[Dataset records]
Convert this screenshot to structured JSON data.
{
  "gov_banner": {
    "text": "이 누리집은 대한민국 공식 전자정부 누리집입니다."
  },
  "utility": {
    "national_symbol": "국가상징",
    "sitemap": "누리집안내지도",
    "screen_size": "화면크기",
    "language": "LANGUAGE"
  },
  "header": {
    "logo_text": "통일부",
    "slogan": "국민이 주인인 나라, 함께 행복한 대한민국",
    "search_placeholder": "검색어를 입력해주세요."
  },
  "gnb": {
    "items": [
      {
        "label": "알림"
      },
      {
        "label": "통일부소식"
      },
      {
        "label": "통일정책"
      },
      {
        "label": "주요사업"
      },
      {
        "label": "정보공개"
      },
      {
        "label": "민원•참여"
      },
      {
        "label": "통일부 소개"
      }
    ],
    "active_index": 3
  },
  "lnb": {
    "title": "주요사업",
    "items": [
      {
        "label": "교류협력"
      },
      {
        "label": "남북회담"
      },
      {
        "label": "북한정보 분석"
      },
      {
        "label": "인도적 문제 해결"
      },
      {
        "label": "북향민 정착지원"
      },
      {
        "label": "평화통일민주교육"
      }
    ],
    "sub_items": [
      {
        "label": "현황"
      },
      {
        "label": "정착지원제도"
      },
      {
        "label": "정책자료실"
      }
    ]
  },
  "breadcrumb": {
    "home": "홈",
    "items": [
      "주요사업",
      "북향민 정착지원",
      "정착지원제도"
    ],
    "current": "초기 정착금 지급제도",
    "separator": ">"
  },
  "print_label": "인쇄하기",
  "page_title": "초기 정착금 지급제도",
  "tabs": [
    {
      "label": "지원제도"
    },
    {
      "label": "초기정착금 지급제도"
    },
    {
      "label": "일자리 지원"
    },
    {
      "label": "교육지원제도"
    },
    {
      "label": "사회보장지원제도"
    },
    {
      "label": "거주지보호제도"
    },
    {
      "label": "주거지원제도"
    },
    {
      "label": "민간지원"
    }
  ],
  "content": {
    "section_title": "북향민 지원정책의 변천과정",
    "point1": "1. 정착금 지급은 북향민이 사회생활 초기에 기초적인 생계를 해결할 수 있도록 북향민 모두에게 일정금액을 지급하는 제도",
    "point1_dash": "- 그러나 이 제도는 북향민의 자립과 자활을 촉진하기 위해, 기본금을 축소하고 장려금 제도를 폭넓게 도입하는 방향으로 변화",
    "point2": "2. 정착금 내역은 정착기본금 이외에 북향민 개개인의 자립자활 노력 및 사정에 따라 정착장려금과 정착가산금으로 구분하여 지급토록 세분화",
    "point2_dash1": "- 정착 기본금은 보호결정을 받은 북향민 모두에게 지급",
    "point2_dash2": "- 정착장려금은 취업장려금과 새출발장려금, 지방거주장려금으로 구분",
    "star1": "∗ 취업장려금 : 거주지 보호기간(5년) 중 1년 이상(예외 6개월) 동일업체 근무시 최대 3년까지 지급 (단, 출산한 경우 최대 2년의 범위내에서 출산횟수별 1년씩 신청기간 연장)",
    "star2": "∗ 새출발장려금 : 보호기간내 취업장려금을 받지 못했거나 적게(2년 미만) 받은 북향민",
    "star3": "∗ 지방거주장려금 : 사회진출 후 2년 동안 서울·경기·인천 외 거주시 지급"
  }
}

- [Exercise task]: Search the data for the string "대한민국". List each line that has it.

- [Correct result]:
    "text": "이 누리집은 대한민국 공식 전자정부 누리집입니다."
    "slogan": "국민이 주인인 나라, 함께 행복한 대한민국",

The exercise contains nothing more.